* EXERCISE BRIEF:
Rewrite the lines from the line with "Output each element" up to and including the line with "annex-item-6 (68, 413, 968, 454)", changing "bounding box" to "enclosing rectangle" and keeping everything else the same.

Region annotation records
_ _ _

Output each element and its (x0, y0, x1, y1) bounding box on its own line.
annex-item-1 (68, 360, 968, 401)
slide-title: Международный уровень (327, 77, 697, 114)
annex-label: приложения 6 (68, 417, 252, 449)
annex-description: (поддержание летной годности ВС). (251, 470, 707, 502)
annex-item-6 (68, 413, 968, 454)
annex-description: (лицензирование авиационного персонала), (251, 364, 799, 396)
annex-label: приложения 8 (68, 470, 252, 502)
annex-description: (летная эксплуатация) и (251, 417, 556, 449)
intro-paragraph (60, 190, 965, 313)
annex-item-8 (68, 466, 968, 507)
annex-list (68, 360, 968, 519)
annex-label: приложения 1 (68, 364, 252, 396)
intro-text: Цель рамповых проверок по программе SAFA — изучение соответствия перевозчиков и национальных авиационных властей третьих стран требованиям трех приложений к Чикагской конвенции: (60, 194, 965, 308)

_ _ _

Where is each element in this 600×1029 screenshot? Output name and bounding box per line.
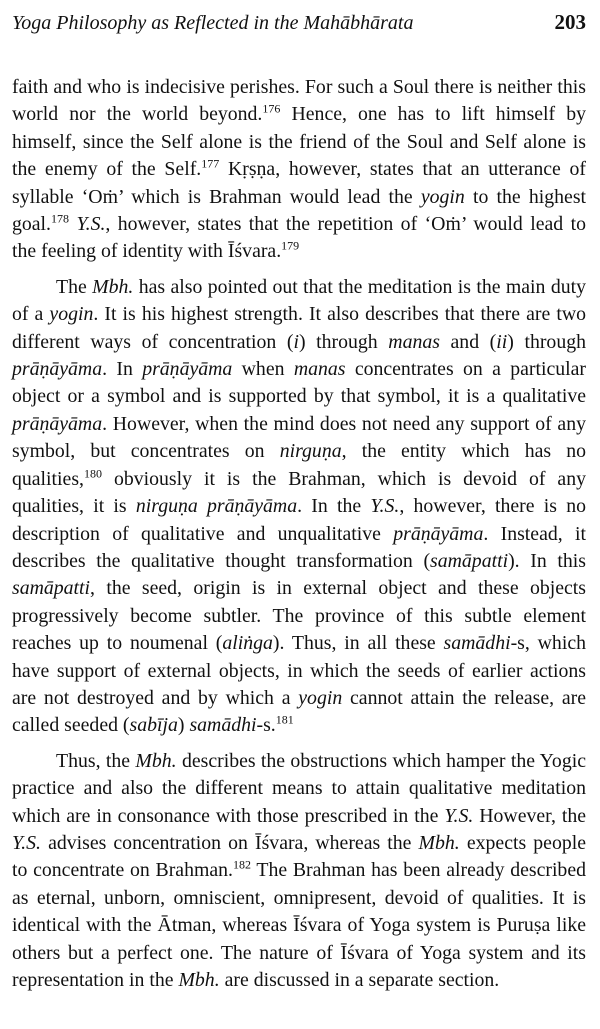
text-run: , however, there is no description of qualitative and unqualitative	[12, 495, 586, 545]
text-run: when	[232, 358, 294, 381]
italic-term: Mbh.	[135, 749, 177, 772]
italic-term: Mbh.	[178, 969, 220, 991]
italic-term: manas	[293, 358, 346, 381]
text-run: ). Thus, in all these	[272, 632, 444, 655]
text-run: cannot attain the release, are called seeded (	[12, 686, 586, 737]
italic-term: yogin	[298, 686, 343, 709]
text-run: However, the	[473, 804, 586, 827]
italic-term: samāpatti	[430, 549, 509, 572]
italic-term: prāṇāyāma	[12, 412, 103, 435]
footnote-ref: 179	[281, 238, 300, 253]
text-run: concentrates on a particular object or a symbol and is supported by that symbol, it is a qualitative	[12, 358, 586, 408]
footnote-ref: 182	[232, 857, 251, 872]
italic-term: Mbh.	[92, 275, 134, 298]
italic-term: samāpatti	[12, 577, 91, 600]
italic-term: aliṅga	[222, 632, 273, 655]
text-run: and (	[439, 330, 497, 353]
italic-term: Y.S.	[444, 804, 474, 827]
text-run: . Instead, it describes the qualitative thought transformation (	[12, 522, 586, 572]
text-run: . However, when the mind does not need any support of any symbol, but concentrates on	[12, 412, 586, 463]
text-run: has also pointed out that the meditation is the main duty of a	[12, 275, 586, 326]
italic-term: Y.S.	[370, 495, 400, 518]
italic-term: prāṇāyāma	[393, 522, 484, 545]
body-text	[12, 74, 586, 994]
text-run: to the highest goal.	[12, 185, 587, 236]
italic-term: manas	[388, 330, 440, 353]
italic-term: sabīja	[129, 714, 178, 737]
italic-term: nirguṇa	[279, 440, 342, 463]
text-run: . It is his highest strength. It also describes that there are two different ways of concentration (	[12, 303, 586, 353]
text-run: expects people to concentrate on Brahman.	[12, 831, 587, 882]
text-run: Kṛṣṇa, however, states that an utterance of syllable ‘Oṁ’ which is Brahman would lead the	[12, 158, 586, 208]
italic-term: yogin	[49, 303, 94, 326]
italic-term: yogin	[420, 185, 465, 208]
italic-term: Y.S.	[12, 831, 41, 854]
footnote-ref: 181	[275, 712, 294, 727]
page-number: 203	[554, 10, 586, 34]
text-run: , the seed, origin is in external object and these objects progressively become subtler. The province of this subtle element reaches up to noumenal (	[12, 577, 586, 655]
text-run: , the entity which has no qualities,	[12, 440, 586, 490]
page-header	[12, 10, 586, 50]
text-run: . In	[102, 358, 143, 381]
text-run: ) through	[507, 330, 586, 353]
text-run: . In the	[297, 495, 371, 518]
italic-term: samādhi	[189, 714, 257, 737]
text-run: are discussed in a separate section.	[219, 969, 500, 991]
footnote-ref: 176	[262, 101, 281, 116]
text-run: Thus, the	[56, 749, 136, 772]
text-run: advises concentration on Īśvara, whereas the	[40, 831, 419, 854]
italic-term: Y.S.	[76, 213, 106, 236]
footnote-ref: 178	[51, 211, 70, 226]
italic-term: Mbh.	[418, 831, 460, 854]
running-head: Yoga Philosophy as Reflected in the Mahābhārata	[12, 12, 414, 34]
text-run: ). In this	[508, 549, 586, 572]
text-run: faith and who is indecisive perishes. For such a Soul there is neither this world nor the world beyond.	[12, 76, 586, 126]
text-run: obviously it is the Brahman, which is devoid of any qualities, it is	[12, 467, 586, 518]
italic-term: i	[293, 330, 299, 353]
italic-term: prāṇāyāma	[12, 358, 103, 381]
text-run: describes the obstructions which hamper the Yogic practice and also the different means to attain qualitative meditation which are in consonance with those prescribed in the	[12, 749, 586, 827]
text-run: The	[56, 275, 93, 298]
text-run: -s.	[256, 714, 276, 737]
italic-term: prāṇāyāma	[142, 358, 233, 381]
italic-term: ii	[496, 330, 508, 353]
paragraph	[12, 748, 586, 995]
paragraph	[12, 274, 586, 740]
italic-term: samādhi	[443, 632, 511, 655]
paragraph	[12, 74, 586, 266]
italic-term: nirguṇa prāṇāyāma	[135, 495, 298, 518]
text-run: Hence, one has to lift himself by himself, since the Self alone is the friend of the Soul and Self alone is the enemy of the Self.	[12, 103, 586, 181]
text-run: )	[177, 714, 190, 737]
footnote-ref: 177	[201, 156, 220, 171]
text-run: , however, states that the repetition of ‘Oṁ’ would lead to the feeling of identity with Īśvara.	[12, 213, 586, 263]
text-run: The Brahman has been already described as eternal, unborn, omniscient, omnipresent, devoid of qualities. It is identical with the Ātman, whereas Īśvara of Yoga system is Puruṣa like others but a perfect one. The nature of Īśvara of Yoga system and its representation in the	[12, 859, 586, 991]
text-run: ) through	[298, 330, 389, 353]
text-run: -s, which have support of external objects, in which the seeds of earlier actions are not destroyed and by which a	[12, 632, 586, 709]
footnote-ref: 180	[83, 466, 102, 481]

_ _ _

* REPLY TO THE EXERCISE:
Output each element and its (x0, y0, x1, y1) enclosing rectangle on its own line.
annex-item-1 (68, 360, 968, 401)
slide-title: Международный уровень (327, 77, 697, 114)
annex-label: приложения 6 (68, 417, 252, 449)
annex-description: (поддержание летной годности ВС). (251, 470, 707, 502)
annex-item-6 (68, 413, 968, 454)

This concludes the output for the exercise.